** Opening EXTRACTED INFORMATION block **

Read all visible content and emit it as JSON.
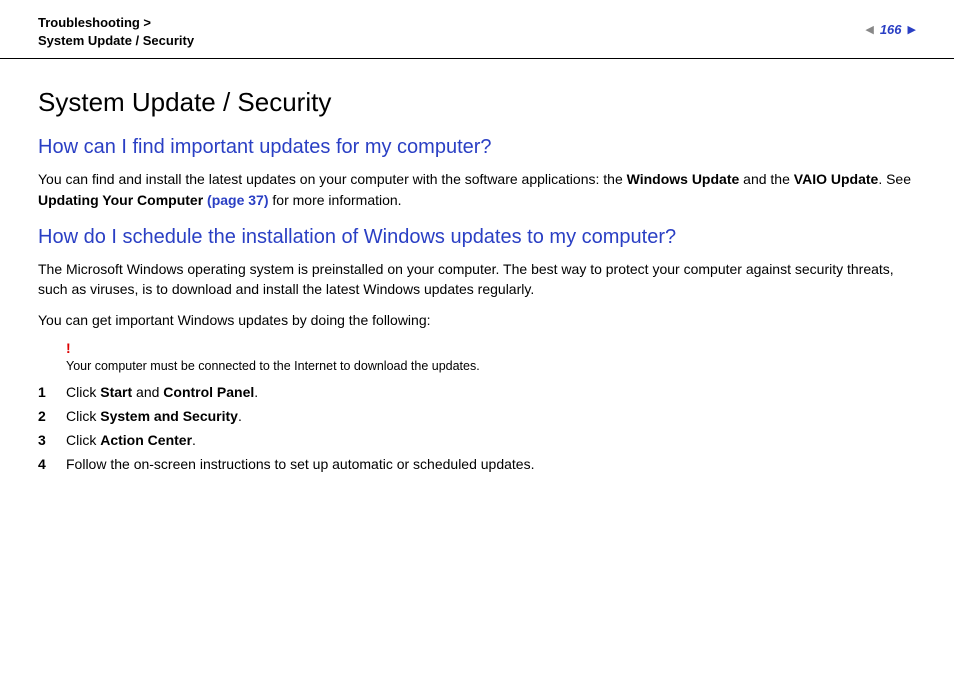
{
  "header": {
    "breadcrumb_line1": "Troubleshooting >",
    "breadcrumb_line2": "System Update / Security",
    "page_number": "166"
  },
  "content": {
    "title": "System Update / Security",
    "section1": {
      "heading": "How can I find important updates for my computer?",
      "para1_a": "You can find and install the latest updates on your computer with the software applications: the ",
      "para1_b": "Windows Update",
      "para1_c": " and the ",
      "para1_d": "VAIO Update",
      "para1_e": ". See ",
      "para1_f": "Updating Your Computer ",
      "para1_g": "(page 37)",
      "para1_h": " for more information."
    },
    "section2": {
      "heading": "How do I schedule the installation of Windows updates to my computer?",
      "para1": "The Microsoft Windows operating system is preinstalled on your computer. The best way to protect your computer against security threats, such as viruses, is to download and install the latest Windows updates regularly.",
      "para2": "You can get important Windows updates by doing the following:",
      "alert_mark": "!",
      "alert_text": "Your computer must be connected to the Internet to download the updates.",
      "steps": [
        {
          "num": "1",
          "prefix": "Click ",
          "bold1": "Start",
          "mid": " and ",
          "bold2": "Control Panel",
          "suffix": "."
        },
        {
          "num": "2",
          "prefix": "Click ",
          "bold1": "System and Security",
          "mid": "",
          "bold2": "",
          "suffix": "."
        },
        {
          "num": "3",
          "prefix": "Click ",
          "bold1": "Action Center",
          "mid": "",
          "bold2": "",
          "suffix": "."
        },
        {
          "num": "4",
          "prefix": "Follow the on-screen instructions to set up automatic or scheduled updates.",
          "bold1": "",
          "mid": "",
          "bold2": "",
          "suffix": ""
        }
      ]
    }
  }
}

** Closing EXTRACTED INFORMATION block **

WORK TASK — From the first line to the last, write out the data above exactly. Omit the pictures.

RESULT OF THE TASK —
Read all visible content and emit it as JSON.
{
  "header": {
    "breadcrumb_line1": "Troubleshooting >",
    "breadcrumb_line2": "System Update / Security",
    "page_number": "166"
  },
  "content": {
    "title": "System Update / Security",
    "section1": {
      "heading": "How can I find important updates for my computer?",
      "para1_a": "You can find and install the latest updates on your computer with the software applications: the ",
      "para1_b": "Windows Update",
      "para1_c": " and the ",
      "para1_d": "VAIO Update",
      "para1_e": ". See ",
      "para1_f": "Updating Your Computer ",
      "para1_g": "(page 37)",
      "para1_h": " for more information."
    },
    "section2": {
      "heading": "How do I schedule the installation of Windows updates to my computer?",
      "para1": "The Microsoft Windows operating system is preinstalled on your computer. The best way to protect your computer against security threats, such as viruses, is to download and install the latest Windows updates regularly.",
      "para2": "You can get important Windows updates by doing the following:",
      "alert_mark": "!",
      "alert_text": "Your computer must be connected to the Internet to download the updates.",
      "steps": [
        {
          "num": "1",
          "prefix": "Click ",
          "bold1": "Start",
          "mid": " and ",
          "bold2": "Control Panel",
          "suffix": "."
        },
        {
          "num": "2",
          "prefix": "Click ",
          "bold1": "System and Security",
          "mid": "",
          "bold2": "",
          "suffix": "."
        },
        {
          "num": "3",
          "prefix": "Click ",
          "bold1": "Action Center",
          "mid": "",
          "bold2": "",
          "suffix": "."
        },
        {
          "num": "4",
          "prefix": "Follow the on-screen instructions to set up automatic or scheduled updates.",
          "bold1": "",
          "mid": "",
          "bold2": "",
          "suffix": ""
        }
      ]
    }
  }
}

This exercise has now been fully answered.